» **Dataset extract**
▽

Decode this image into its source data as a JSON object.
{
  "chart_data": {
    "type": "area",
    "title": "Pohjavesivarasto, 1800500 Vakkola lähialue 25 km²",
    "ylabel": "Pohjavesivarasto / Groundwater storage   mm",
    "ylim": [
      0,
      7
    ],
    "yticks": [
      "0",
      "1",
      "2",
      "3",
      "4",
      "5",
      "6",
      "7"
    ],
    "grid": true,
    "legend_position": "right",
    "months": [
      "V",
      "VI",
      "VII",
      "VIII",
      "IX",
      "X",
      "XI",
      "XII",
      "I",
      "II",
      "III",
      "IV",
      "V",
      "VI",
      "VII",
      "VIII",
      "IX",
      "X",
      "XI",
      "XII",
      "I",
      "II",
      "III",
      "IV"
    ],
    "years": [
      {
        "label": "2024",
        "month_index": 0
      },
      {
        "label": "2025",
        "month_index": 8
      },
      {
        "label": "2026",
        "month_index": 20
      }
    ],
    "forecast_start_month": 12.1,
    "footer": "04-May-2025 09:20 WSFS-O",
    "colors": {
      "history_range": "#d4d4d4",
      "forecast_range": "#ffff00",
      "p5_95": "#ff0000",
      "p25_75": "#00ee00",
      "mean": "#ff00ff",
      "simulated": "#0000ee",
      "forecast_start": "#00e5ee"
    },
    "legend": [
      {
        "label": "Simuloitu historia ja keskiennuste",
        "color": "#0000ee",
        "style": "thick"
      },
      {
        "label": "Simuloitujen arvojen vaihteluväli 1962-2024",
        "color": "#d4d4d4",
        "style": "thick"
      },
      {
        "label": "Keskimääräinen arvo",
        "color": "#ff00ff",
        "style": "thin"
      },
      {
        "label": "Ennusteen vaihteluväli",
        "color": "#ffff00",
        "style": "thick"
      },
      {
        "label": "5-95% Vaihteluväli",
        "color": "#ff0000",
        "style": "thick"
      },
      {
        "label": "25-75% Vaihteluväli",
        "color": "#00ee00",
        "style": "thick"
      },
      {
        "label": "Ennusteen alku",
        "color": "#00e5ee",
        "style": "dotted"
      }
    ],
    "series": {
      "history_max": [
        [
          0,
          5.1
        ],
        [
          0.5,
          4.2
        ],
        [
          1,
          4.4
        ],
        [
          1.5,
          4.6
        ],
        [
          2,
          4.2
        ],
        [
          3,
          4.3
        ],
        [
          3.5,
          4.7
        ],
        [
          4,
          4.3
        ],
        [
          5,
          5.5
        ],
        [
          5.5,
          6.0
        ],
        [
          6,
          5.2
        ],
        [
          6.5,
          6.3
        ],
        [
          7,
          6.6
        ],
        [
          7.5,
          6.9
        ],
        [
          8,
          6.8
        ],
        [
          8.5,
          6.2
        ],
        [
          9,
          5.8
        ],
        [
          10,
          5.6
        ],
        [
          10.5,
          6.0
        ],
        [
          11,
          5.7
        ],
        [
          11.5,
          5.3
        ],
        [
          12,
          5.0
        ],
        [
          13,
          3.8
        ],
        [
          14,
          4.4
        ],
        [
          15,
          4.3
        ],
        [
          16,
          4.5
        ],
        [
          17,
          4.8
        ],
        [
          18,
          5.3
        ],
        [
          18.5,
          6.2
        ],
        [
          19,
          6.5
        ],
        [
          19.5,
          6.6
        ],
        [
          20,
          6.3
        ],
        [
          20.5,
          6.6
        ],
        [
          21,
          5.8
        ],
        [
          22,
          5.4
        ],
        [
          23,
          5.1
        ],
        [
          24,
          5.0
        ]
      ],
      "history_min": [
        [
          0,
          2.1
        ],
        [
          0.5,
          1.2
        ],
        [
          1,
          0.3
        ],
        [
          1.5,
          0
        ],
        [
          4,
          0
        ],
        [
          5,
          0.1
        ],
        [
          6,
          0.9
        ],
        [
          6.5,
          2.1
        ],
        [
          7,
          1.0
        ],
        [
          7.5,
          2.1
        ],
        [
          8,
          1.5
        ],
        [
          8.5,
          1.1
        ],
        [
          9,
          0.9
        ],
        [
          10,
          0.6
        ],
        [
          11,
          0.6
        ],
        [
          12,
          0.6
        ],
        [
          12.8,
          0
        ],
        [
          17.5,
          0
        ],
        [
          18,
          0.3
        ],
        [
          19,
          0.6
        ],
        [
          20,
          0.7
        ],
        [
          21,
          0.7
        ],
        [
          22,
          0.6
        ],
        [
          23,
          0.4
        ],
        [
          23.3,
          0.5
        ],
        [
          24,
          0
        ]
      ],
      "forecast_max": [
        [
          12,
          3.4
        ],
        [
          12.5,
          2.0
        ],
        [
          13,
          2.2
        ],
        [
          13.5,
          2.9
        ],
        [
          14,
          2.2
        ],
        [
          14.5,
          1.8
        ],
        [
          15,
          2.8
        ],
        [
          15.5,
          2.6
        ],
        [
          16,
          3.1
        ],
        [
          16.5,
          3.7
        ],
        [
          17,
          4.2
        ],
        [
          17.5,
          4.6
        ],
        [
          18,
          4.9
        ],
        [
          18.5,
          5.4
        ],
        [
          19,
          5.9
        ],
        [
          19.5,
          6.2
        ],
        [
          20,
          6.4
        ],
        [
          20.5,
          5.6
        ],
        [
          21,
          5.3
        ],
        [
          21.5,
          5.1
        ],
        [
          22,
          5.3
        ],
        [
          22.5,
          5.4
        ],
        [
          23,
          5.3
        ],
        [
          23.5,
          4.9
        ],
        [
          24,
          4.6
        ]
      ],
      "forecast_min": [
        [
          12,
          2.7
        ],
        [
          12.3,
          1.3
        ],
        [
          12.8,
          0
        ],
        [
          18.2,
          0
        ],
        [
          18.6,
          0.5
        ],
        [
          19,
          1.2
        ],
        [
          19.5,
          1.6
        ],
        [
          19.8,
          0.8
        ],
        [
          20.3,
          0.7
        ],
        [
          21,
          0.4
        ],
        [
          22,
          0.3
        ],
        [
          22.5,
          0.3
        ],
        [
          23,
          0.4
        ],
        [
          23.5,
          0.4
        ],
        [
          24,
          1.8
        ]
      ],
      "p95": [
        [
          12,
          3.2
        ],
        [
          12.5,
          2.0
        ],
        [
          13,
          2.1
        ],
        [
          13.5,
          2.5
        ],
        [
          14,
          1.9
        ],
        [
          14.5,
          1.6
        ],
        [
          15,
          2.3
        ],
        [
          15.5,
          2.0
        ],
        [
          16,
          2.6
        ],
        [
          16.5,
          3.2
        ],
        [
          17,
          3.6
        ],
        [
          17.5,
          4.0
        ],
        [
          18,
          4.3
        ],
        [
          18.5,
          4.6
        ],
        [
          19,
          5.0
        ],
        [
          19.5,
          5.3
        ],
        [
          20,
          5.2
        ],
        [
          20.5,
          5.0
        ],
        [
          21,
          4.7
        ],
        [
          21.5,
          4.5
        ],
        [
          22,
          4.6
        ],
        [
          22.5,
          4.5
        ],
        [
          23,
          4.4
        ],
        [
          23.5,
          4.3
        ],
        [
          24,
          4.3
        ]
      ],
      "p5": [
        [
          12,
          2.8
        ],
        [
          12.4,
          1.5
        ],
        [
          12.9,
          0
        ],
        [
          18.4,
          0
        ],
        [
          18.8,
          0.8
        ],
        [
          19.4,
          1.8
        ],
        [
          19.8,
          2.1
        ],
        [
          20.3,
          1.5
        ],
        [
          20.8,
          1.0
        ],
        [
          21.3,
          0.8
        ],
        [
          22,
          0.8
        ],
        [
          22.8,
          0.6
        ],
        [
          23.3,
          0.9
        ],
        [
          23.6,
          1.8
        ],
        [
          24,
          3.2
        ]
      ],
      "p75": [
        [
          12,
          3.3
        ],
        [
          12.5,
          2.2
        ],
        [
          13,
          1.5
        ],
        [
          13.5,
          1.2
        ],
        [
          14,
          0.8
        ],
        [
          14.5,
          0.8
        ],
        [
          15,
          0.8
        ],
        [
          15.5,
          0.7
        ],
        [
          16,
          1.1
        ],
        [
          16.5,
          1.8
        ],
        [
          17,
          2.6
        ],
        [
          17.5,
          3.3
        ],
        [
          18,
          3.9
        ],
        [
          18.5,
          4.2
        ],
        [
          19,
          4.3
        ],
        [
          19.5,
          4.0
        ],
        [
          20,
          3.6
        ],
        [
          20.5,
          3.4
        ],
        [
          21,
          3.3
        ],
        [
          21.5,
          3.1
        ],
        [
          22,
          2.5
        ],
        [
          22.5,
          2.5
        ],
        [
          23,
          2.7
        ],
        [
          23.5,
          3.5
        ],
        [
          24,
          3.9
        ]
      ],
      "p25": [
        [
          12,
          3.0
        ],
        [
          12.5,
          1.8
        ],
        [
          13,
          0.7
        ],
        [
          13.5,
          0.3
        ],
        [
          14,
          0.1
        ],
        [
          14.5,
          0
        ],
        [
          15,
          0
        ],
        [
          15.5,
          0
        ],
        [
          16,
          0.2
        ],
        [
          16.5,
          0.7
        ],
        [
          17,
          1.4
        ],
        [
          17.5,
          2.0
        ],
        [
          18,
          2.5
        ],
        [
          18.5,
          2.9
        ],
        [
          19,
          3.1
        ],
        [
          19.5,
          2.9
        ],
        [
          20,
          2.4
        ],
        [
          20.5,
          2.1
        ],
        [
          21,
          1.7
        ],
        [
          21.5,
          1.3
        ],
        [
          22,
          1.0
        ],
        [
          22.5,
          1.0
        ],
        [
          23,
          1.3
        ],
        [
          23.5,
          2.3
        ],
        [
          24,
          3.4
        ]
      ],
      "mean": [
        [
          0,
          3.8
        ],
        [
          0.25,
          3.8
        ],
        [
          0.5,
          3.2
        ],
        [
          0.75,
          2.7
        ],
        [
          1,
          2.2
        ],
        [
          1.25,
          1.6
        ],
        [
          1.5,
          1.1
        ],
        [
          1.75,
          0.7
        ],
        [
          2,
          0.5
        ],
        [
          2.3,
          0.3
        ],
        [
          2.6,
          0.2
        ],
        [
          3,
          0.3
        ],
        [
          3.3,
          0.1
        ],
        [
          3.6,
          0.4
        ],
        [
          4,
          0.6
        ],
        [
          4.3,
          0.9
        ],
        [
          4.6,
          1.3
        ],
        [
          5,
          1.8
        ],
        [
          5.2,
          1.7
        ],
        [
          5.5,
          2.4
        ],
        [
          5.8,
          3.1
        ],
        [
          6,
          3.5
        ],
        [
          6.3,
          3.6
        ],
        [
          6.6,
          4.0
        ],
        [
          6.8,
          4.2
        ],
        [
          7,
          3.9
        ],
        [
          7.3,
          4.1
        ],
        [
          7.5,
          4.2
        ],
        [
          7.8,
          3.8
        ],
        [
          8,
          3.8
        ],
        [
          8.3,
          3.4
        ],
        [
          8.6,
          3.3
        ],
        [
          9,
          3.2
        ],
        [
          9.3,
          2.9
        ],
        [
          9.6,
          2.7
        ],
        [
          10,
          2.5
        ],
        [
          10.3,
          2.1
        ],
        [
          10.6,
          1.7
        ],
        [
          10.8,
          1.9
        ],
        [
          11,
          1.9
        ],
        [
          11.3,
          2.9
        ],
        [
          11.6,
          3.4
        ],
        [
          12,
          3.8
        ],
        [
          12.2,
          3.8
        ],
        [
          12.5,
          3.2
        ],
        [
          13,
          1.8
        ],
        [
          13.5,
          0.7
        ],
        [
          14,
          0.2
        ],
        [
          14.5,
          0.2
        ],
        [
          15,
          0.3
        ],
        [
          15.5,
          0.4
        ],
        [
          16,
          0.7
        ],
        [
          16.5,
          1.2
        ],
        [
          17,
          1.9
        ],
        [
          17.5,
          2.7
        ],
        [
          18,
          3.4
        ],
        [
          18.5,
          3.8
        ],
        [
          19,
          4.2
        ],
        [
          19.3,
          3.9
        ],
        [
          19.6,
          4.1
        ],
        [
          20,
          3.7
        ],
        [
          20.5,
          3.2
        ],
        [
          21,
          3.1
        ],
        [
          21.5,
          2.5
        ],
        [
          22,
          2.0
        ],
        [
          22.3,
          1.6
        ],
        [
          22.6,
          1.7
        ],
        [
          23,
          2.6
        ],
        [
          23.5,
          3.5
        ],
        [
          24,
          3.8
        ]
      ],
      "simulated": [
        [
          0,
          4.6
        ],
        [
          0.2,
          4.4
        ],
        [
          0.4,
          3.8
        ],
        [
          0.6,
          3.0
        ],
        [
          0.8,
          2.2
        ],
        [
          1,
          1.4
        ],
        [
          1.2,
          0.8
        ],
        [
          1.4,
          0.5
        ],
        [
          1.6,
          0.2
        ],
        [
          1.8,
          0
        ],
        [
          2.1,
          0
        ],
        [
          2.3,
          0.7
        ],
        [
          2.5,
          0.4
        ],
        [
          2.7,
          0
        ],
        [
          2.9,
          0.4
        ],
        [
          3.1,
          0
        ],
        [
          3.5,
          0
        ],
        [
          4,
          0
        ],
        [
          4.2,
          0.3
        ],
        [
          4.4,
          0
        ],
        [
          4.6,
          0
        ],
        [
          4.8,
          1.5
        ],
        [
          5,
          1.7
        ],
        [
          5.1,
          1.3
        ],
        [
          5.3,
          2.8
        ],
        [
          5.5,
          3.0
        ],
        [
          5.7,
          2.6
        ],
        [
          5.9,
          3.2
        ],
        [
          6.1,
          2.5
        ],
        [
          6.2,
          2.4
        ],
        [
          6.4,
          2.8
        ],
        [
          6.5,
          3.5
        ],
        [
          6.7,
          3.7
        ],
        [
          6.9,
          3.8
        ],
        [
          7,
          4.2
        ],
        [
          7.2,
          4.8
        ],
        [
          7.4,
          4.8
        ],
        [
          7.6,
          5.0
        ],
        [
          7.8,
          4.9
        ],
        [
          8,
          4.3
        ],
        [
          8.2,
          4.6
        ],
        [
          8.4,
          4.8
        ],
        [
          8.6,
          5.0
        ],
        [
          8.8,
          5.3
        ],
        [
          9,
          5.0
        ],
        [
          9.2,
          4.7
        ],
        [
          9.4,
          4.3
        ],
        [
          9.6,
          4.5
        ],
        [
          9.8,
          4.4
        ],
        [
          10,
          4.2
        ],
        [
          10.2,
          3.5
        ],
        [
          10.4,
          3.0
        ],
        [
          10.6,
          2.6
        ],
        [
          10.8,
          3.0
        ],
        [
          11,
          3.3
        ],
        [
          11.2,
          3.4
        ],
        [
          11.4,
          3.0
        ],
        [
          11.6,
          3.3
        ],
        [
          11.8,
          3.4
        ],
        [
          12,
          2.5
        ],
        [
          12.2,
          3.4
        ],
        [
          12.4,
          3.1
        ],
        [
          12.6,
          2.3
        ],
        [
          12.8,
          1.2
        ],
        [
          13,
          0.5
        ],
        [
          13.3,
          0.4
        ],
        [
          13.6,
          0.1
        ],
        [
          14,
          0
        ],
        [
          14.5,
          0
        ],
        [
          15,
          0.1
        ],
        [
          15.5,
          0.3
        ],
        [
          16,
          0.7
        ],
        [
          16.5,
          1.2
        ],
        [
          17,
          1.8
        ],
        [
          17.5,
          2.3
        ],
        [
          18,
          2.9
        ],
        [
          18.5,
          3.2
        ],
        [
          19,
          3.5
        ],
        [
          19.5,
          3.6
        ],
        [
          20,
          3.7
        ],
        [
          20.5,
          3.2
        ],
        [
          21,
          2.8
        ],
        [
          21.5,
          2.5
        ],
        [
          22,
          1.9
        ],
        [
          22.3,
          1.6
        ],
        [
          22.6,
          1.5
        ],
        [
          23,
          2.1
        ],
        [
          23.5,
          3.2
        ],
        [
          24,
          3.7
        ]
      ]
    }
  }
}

△

» **Given task**
Determine the number of lines containing "Pohjavesivarasto". Write only that number.

» **Written solution**
2